## Begin Materials provided

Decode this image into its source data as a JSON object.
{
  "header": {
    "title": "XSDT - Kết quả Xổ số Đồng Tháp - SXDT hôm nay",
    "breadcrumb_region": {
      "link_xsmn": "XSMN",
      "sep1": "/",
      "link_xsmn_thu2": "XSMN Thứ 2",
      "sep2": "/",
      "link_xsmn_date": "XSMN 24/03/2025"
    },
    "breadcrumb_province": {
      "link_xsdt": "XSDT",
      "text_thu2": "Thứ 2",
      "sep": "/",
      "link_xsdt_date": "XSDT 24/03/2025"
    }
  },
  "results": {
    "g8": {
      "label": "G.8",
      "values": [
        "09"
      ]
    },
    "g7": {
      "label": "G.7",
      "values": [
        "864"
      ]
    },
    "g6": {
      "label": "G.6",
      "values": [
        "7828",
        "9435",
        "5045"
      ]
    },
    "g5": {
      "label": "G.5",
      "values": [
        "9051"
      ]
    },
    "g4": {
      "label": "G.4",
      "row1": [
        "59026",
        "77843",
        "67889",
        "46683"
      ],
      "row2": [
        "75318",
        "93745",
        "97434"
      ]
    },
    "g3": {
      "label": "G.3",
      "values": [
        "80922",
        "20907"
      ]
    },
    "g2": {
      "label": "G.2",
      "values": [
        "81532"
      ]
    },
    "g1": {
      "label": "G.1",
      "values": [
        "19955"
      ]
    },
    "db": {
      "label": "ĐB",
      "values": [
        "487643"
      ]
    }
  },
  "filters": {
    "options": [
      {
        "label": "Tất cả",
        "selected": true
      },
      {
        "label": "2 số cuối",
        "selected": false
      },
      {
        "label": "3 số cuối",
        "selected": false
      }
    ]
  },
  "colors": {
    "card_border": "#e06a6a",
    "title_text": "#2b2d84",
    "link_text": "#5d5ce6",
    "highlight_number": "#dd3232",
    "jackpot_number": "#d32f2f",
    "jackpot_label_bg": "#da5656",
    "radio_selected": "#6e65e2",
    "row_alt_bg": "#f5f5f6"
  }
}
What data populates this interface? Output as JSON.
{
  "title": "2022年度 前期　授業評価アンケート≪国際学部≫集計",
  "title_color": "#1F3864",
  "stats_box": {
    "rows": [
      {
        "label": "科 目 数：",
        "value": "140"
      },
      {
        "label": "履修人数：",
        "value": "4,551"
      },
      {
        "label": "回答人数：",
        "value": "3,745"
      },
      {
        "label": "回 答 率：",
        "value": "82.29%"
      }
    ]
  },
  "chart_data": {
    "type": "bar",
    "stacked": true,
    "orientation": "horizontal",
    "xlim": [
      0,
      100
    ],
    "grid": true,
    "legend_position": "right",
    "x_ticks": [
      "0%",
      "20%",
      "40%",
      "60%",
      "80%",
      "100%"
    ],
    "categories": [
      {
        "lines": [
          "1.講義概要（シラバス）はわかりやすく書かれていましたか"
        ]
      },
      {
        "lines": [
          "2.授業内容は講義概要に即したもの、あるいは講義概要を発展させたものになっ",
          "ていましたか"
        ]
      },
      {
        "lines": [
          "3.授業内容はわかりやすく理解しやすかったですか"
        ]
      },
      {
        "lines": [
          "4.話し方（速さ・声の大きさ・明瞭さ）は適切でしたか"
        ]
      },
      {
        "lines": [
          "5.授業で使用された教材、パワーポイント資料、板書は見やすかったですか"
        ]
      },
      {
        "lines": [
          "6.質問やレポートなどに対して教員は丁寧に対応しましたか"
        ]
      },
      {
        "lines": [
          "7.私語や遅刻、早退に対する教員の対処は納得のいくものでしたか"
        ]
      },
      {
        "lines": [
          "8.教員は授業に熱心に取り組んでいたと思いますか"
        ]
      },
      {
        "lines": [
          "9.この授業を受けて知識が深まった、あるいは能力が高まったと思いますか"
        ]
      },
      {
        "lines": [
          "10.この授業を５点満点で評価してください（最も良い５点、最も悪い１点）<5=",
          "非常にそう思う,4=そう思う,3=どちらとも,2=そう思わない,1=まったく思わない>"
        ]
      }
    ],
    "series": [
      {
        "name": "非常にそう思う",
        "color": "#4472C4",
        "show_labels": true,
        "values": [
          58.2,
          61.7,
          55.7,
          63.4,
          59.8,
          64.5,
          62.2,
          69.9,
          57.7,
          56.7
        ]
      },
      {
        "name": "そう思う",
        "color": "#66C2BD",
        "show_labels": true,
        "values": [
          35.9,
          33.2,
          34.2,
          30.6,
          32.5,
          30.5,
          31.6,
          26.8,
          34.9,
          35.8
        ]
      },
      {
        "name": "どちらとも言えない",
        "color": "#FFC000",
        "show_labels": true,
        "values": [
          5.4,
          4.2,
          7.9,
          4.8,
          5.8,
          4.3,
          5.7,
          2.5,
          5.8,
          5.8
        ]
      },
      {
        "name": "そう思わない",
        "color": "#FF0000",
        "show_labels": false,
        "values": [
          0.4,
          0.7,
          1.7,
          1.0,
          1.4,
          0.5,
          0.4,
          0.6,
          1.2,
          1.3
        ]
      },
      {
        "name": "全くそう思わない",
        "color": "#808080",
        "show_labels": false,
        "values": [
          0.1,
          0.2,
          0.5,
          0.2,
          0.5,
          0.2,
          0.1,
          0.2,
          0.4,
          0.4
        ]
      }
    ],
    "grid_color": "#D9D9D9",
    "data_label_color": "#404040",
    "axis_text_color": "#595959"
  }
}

## End Materials provided

Return only the count of lines in the records that hold the word "XSMN".

Final answer:
3